Dataset records
▼▼▼

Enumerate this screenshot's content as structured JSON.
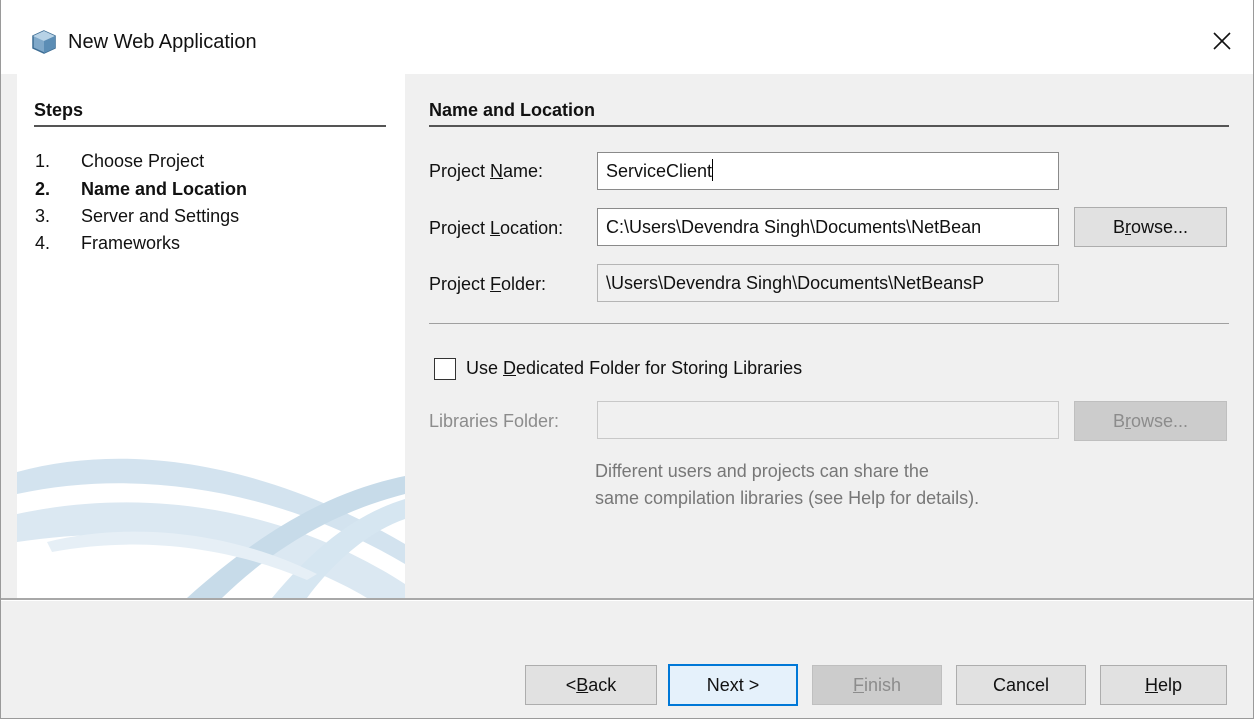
{
  "window": {
    "title": "New Web Application",
    "close_glyph": "✕"
  },
  "steps": {
    "header": "Steps",
    "items": [
      {
        "num": "1.",
        "label": "Choose Project",
        "current": false
      },
      {
        "num": "2.",
        "label": "Name and Location",
        "current": true
      },
      {
        "num": "3.",
        "label": "Server and Settings",
        "current": false
      },
      {
        "num": "4.",
        "label": "Frameworks",
        "current": false
      }
    ]
  },
  "form": {
    "section_title": "Name and Location",
    "project_name": {
      "label_pre": "Project ",
      "label_mnemonic": "N",
      "label_post": "ame:",
      "value": "ServiceClient"
    },
    "project_location": {
      "label_pre": "Project ",
      "label_mnemonic": "L",
      "label_post": "ocation:",
      "value": "C:\\Users\\Devendra Singh\\Documents\\NetBean"
    },
    "project_folder": {
      "label_pre": "Project ",
      "label_mnemonic": "F",
      "label_post": "older:",
      "value": "\\Users\\Devendra Singh\\Documents\\NetBeansP"
    },
    "browse_pre": "B",
    "browse_mnemonic": "r",
    "browse_post": "owse...",
    "dedicated_folder": {
      "label_pre": "Use ",
      "label_mnemonic": "D",
      "label_post": "edicated Folder for Storing Libraries",
      "checked": false
    },
    "libraries_folder": {
      "label": "Libraries Folder:",
      "value": ""
    },
    "libraries_browse_pre": "B",
    "libraries_browse_mnemonic": "r",
    "libraries_browse_post": "owse...",
    "hint_line1": "Different users and projects can share the",
    "hint_line2": "same compilation libraries (see Help for details)."
  },
  "footer": {
    "back_pre": "< ",
    "back_mnemonic": "B",
    "back_post": "ack",
    "next": "Next >",
    "finish_mnemonic": "F",
    "finish_post": "inish",
    "cancel": "Cancel",
    "help_mnemonic": "H",
    "help_post": "elp"
  },
  "colors": {
    "focus_border": "#0078d7",
    "swoosh": "#c9ddea"
  }
}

▲▲▲

Reproduce each record above by retyping it exactly; omit all images.

Enumerate this screenshot's content as structured JSON.
{
  "window": {
    "title": "New Web Application",
    "close_glyph": "✕"
  },
  "steps": {
    "header": "Steps",
    "items": [
      {
        "num": "1.",
        "label": "Choose Project",
        "current": false
      },
      {
        "num": "2.",
        "label": "Name and Location",
        "current": true
      },
      {
        "num": "3.",
        "label": "Server and Settings",
        "current": false
      },
      {
        "num": "4.",
        "label": "Frameworks",
        "current": false
      }
    ]
  },
  "form": {
    "section_title": "Name and Location",
    "project_name": {
      "label_pre": "Project ",
      "label_mnemonic": "N",
      "label_post": "ame:",
      "value": "ServiceClient"
    },
    "project_location": {
      "label_pre": "Project ",
      "label_mnemonic": "L",
      "label_post": "ocation:",
      "value": "C:\\Users\\Devendra Singh\\Documents\\NetBean"
    },
    "project_folder": {
      "label_pre": "Project ",
      "label_mnemonic": "F",
      "label_post": "older:",
      "value": "\\Users\\Devendra Singh\\Documents\\NetBeansP"
    },
    "browse_pre": "B",
    "browse_mnemonic": "r",
    "browse_post": "owse...",
    "dedicated_folder": {
      "label_pre": "Use ",
      "label_mnemonic": "D",
      "label_post": "edicated Folder for Storing Libraries",
      "checked": false
    },
    "libraries_folder": {
      "label": "Libraries Folder:",
      "value": ""
    },
    "libraries_browse_pre": "B",
    "libraries_browse_mnemonic": "r",
    "libraries_browse_post": "owse...",
    "hint_line1": "Different users and projects can share the",
    "hint_line2": "same compilation libraries (see Help for details)."
  },
  "footer": {
    "back_pre": "< ",
    "back_mnemonic": "B",
    "back_post": "ack",
    "next": "Next >",
    "finish_mnemonic": "F",
    "finish_post": "inish",
    "cancel": "Cancel",
    "help_mnemonic": "H",
    "help_post": "elp"
  },
  "colors": {
    "focus_border": "#0078d7",
    "swoosh": "#c9ddea"
  }
}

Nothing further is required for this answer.